**Given instruction**
Find each line containing the string "index" and return it.

··· Data shown ···

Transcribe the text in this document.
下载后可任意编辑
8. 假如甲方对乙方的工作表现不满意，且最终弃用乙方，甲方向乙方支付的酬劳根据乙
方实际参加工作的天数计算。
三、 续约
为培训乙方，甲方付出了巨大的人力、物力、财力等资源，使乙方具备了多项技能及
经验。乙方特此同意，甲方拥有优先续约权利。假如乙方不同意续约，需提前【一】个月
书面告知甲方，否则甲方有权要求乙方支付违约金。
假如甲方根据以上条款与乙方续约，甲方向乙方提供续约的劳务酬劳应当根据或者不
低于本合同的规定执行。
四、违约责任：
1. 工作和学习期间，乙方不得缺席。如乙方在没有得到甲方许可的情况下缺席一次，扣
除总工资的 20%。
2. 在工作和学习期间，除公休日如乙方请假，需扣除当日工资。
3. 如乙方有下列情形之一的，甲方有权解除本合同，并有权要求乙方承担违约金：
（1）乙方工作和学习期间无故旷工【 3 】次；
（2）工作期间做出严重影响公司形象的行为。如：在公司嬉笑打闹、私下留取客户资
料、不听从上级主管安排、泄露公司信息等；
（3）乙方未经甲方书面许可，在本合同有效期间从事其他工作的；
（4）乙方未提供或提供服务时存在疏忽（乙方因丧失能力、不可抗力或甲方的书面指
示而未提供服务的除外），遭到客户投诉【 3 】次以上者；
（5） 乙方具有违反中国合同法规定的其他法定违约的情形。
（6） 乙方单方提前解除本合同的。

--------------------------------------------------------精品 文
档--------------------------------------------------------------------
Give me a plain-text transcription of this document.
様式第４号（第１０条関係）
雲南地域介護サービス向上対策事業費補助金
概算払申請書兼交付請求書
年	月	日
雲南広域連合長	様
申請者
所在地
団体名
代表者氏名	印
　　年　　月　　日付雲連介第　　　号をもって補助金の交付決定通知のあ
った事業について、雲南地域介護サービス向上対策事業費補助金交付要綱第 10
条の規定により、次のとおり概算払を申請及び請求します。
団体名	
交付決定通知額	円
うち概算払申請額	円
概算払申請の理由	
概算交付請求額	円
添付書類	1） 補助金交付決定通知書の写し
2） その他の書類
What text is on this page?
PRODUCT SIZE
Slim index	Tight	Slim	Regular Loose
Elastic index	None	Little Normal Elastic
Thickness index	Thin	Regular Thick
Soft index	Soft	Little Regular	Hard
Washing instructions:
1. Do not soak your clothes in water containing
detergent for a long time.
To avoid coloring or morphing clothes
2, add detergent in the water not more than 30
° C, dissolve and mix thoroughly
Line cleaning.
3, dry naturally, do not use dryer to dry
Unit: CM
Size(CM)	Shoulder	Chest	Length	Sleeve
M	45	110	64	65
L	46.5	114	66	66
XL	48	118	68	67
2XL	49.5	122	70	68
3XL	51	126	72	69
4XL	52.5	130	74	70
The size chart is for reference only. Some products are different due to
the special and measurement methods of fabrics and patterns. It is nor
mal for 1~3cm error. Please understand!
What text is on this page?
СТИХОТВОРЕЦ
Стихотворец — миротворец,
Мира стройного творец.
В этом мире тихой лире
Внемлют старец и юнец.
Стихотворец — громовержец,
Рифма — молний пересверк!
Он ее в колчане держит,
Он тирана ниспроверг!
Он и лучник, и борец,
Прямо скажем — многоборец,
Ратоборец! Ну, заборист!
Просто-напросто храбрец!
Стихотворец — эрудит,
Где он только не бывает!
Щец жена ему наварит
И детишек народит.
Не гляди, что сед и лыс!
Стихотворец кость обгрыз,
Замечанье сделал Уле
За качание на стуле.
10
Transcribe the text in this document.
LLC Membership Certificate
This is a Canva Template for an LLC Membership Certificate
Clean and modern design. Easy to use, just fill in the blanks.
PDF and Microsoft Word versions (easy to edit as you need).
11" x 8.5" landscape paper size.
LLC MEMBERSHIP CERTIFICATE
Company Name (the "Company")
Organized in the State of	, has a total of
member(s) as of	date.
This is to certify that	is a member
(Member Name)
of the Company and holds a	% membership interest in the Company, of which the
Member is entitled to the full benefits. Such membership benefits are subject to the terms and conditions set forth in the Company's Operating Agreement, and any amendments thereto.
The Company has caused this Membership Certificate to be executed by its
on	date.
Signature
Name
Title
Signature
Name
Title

···

**Exercise solution**
Slim index	Tight	Slim	Regular Loose
Elastic index	None	Little Normal Elastic
Thickness index	Thin	Regular Thick
Soft index	Soft	Little Regular	Hard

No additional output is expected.